» **TO BE DONE**:
Which lines below hold the word "icon"? Report each one.

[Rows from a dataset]
====

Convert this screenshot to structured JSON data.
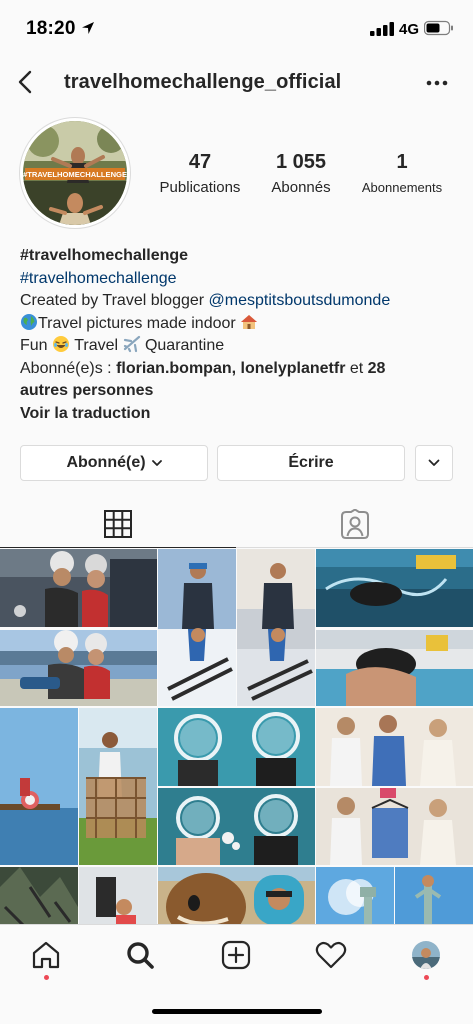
{
  "status_bar": {
    "time": "18:20",
    "network": "4G"
  },
  "header": {
    "username": "travelhomechallenge_official"
  },
  "stats": [
    {
      "value": "47",
      "label": "Publications"
    },
    {
      "value": "1 055",
      "label": "Abonnés"
    },
    {
      "value": "1",
      "label": "Abonnements"
    }
  ],
  "avatar": {
    "banner_text": "#TRAVELHOMECHALLENGE"
  },
  "bio": {
    "name": "#travelhomechallenge",
    "hashtag": "#travelhomechallenge",
    "created_prefix": "Created by Travel blogger ",
    "created_mention": "@mesptitsboutsdumonde",
    "line3_text": "Travel pictures made indoor",
    "line4_fun": "Fun",
    "line4_travel": "Travel",
    "line4_quarantine": "Quarantine",
    "followed_by_prefix": "Abonné(e)s : ",
    "followed_by_names": "florian.bompan, lonelyplanetfr",
    "followed_by_and": " et ",
    "followed_by_count": "28",
    "followed_by_rest": "autres personnes",
    "translate": "Voir la traduction"
  },
  "actions": {
    "follow_label": "Abonné(e)",
    "message_label": "Écrire"
  },
  "tabs": [
    {
      "name": "grid-icon",
      "active": true
    },
    {
      "name": "tagged-icon",
      "active": false
    }
  ],
  "bottom_nav": [
    {
      "name": "home-icon",
      "notification_dot": true
    },
    {
      "name": "search-icon",
      "active": true
    },
    {
      "name": "add-icon"
    },
    {
      "name": "heart-icon"
    },
    {
      "name": "profile-avatar",
      "notification_dot": true
    }
  ],
  "colors": {
    "link": "#00376b",
    "notification": "#ed4956",
    "border": "#dbdbdb"
  }
}
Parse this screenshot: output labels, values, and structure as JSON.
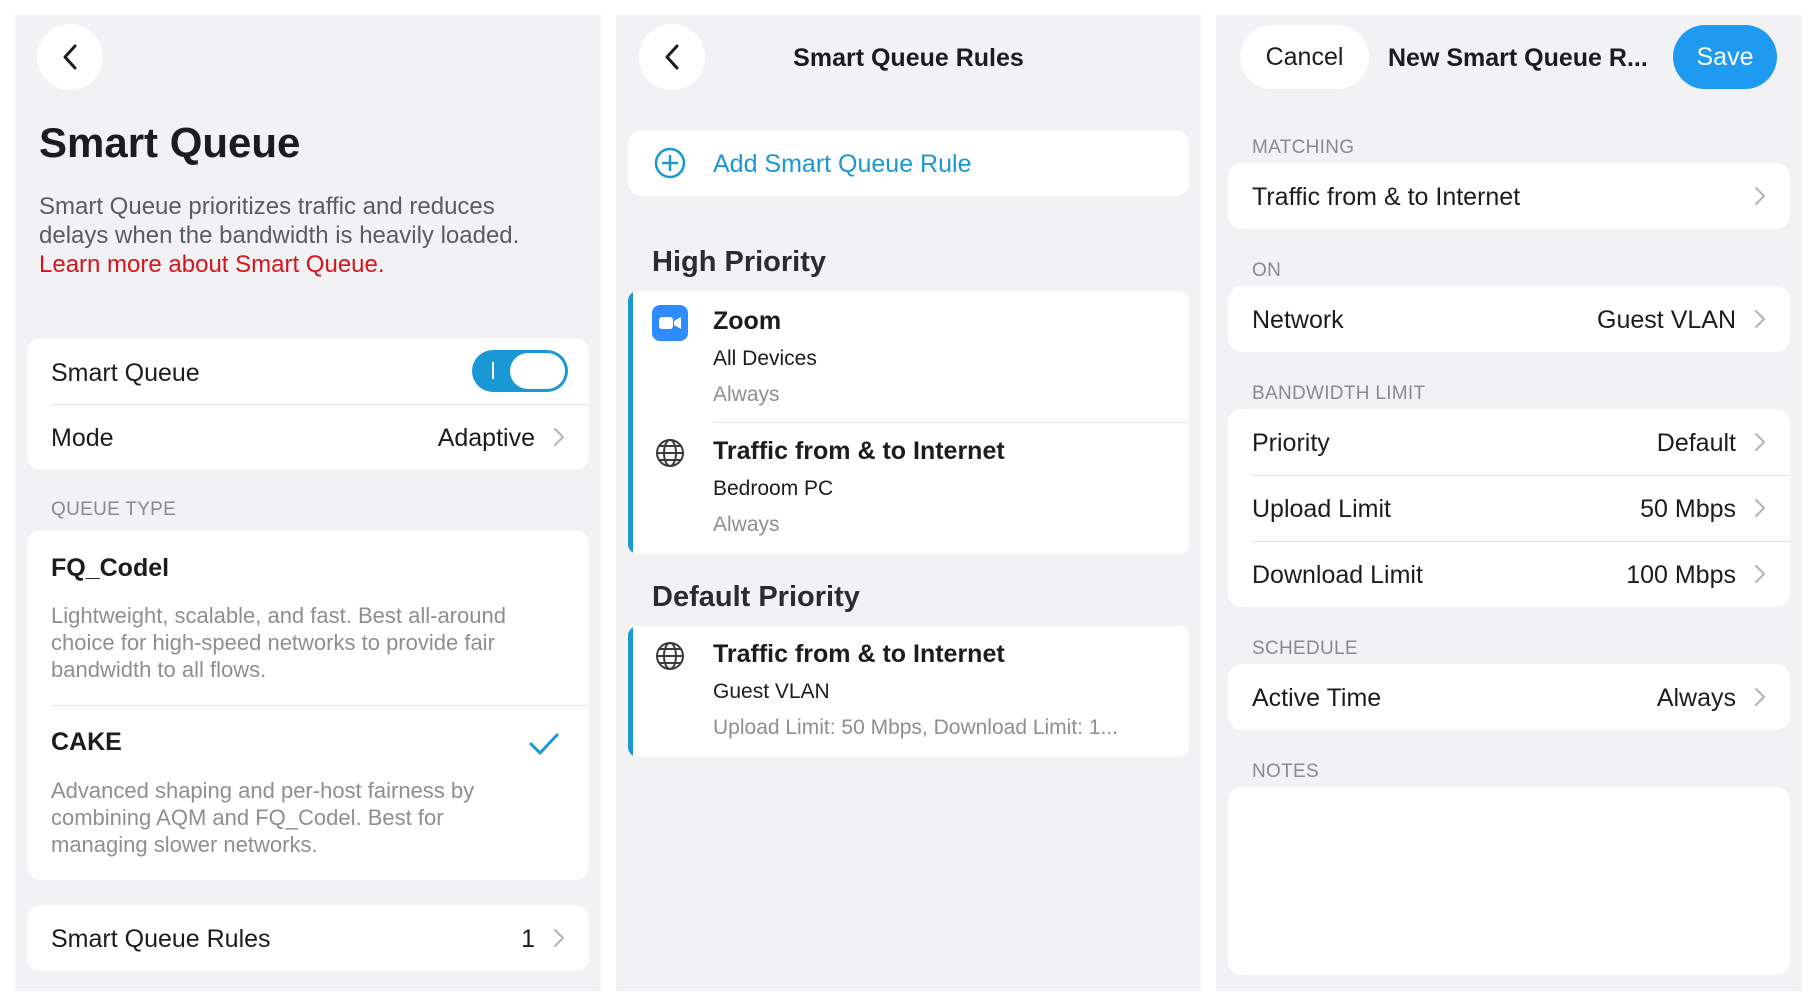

====

» **EXPECTED ANSWER**:
      "name": "grid-icon",
      "name": "tagged-icon",
      "name": "home-icon",
      "name": "search-icon",
      "name": "add-icon"
      "name": "heart-icon"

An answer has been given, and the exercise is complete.